==== Data listing ====

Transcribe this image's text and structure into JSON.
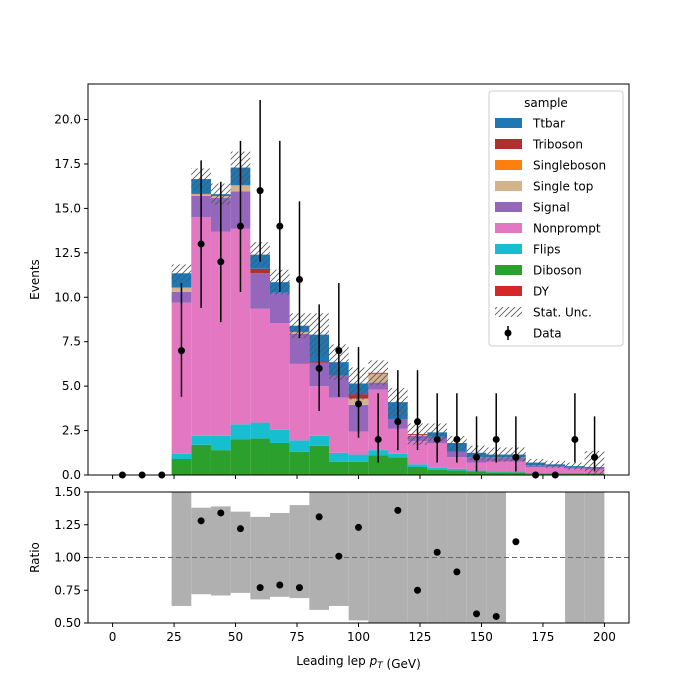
{
  "chart_data": [
    {
      "type": "bar",
      "stacked": true,
      "xlabel": "Leading lep $p_T$ (GeV)",
      "ylabel": "Events",
      "xlim": [
        -10,
        210
      ],
      "ylim": [
        0,
        22
      ],
      "grid": false,
      "bin_edges": [
        0,
        8,
        16,
        24,
        32,
        40,
        48,
        56,
        64,
        72,
        80,
        88,
        96,
        104,
        112,
        120,
        128,
        136,
        144,
        152,
        160,
        168,
        176,
        184,
        192,
        200
      ],
      "x_ticks": [
        0,
        25,
        50,
        75,
        100,
        125,
        150,
        175,
        200
      ],
      "y_ticks": [
        "0.0",
        "2.5",
        "5.0",
        "7.5",
        "10.0",
        "12.5",
        "15.0",
        "17.5",
        "20.0"
      ],
      "series": [
        {
          "name": "DY",
          "color": "#d62728",
          "values": [
            0,
            0,
            0,
            0,
            0,
            0,
            0,
            0,
            0,
            0,
            0,
            0,
            0,
            0,
            0,
            0,
            0,
            0,
            0,
            0,
            0,
            0,
            0,
            0,
            0
          ]
        },
        {
          "name": "Diboson",
          "color": "#2ca02c",
          "values": [
            0,
            0,
            0,
            0.9,
            1.7,
            1.4,
            2.0,
            2.05,
            1.8,
            1.3,
            1.65,
            0.75,
            0.75,
            1.1,
            1.0,
            0.45,
            0.3,
            0.25,
            0.2,
            0.15,
            0.15,
            0.1,
            0.1,
            0.1,
            0.1
          ]
        },
        {
          "name": "Flips",
          "color": "#17becf",
          "values": [
            0,
            0,
            0,
            0.3,
            0.5,
            0.8,
            0.85,
            0.9,
            0.75,
            0.65,
            0.55,
            0.5,
            0.4,
            0.3,
            0.2,
            0.15,
            0.1,
            0.1,
            0.05,
            0.05,
            0.05,
            0,
            0,
            0,
            0
          ]
        },
        {
          "name": "Nonprompt",
          "color": "#e377c2",
          "values": [
            0,
            0,
            0,
            8.5,
            12.3,
            11.5,
            11.0,
            6.4,
            6.0,
            4.3,
            2.8,
            3.1,
            1.3,
            3.4,
            1.4,
            1.3,
            1.4,
            0.65,
            0.45,
            0.55,
            0.55,
            0.35,
            0.35,
            0.25,
            0.2
          ]
        },
        {
          "name": "Signal",
          "color": "#9467bd",
          "values": [
            0,
            0,
            0,
            0.6,
            1.2,
            1.9,
            2.1,
            2.0,
            1.7,
            1.7,
            1.3,
            1.25,
            1.5,
            0.4,
            0.55,
            0.3,
            0.3,
            0.3,
            0.3,
            0.25,
            0.25,
            0.1,
            0.05,
            0.1,
            0.1
          ]
        },
        {
          "name": "Single top",
          "color": "#d4b28c",
          "values": [
            0,
            0,
            0,
            0.25,
            0.1,
            0.1,
            0.35,
            0,
            0,
            0.1,
            0,
            0,
            0.35,
            0.5,
            0,
            0.05,
            0,
            0,
            0,
            0,
            0,
            0,
            0,
            0,
            0
          ]
        },
        {
          "name": "Singleboson",
          "color": "#ff7f0e",
          "values": [
            0,
            0,
            0,
            0,
            0,
            0,
            0,
            0,
            0,
            0,
            0,
            0,
            0,
            0,
            0,
            0,
            0,
            0,
            0,
            0,
            0,
            0,
            0,
            0,
            0
          ]
        },
        {
          "name": "Triboson",
          "color": "#b03030",
          "values": [
            0,
            0,
            0,
            0,
            0.05,
            0,
            0,
            0.25,
            0,
            0,
            0.05,
            0,
            0.25,
            0.05,
            0,
            0.05,
            0.05,
            0,
            0,
            0,
            0,
            0,
            0,
            0,
            0
          ]
        },
        {
          "name": "Ttbar",
          "color": "#1f77b4",
          "values": [
            0,
            0,
            0,
            0.8,
            0.8,
            0.1,
            1.0,
            0.8,
            0.6,
            0.35,
            1.55,
            0.75,
            0.6,
            0,
            0.95,
            0,
            0.25,
            0.5,
            0.25,
            0.15,
            0.15,
            0.15,
            0.1,
            0.05,
            0.05
          ]
        }
      ],
      "stat_unc": [
        0,
        0,
        0,
        0.5,
        0.6,
        0.6,
        0.9,
        0.7,
        0.7,
        0.7,
        1.2,
        1.0,
        0.9,
        0.7,
        0.8,
        0.6,
        0.5,
        0.4,
        0.4,
        0.4,
        0.4,
        0.2,
        0.2,
        0.2,
        0.9
      ],
      "data_points": {
        "name": "Data",
        "x": [
          4,
          12,
          20,
          28,
          36,
          44,
          52,
          60,
          68,
          76,
          84,
          92,
          100,
          108,
          116,
          124,
          132,
          140,
          148,
          156,
          164,
          172,
          180,
          188,
          196
        ],
        "y": [
          0,
          0,
          0,
          7,
          13,
          12,
          14,
          16,
          14,
          11,
          6,
          7,
          4,
          2,
          3,
          3,
          2,
          2,
          1,
          2,
          1,
          0,
          0,
          2,
          1
        ],
        "err_low": [
          0,
          0,
          0,
          2.6,
          3.6,
          3.4,
          3.7,
          4.0,
          3.7,
          3.3,
          2.4,
          2.6,
          1.9,
          1.3,
          1.6,
          1.6,
          1.3,
          1.3,
          0.8,
          1.3,
          0.8,
          0,
          0,
          1.3,
          0.8
        ],
        "err_high": [
          0,
          0,
          0,
          3.8,
          4.7,
          4.5,
          4.8,
          5.1,
          4.8,
          4.4,
          3.6,
          3.8,
          3.2,
          2.6,
          2.9,
          2.9,
          2.6,
          2.6,
          2.3,
          2.6,
          2.3,
          0,
          0,
          2.6,
          2.3
        ]
      },
      "legend": {
        "title": "sample",
        "location": "top-right",
        "entries": [
          "Ttbar",
          "Triboson",
          "Singleboson",
          "Single top",
          "Signal",
          "Nonprompt",
          "Flips",
          "Diboson",
          "DY",
          "Stat. Unc.",
          "Data"
        ]
      }
    },
    {
      "type": "scatter",
      "xlabel": "Leading lep $p_T$ (GeV)",
      "ylabel": "Ratio",
      "xlim": [
        -10,
        210
      ],
      "ylim": [
        0.5,
        1.5
      ],
      "grid": false,
      "reference_line": 1.0,
      "x_ticks": [
        0,
        25,
        50,
        75,
        100,
        125,
        150,
        175,
        200
      ],
      "y_ticks": [
        "0.50",
        "0.75",
        "1.00",
        "1.25",
        "1.50"
      ],
      "unc_band": {
        "color": "#b0b0b0",
        "x_start": [
          24,
          32,
          40,
          48,
          56,
          64,
          72,
          80,
          88,
          96,
          104,
          112,
          120,
          128,
          136,
          144,
          152,
          184,
          192
        ],
        "x_end": [
          32,
          40,
          48,
          56,
          64,
          72,
          80,
          88,
          96,
          104,
          112,
          120,
          128,
          136,
          144,
          152,
          160,
          192,
          200
        ],
        "low": [
          0.63,
          0.72,
          0.71,
          0.73,
          0.68,
          0.7,
          0.69,
          0.6,
          0.63,
          0.52,
          0.5,
          0.5,
          0.5,
          0.5,
          0.5,
          0.5,
          0.5,
          0.5,
          0.5
        ],
        "high": [
          1.5,
          1.38,
          1.39,
          1.35,
          1.31,
          1.34,
          1.4,
          1.5,
          1.5,
          1.5,
          1.5,
          1.5,
          1.5,
          1.5,
          1.5,
          1.5,
          1.5,
          1.5,
          1.5
        ]
      },
      "points": {
        "x": [
          36,
          44,
          52,
          60,
          68,
          76,
          84,
          92,
          100,
          116,
          124,
          132,
          140,
          148,
          156,
          164
        ],
        "y": [
          1.28,
          1.34,
          1.22,
          0.77,
          0.79,
          0.77,
          1.31,
          1.01,
          1.23,
          1.36,
          0.75,
          1.04,
          0.89,
          0.57,
          0.55,
          1.12
        ]
      }
    }
  ]
}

====

Given exercise: Go through the listing above and locate each line that holds the word "name". Copy those lines.

Solution to this task:
          "name": "DY",
          "name": "Diboson",
          "name": "Flips",
          "name": "Nonprompt",
          "name": "Signal",
          "name": "Single top",
          "name": "Singleboson",
          "name": "Triboson",
          "name": "Ttbar",
        "name": "Data",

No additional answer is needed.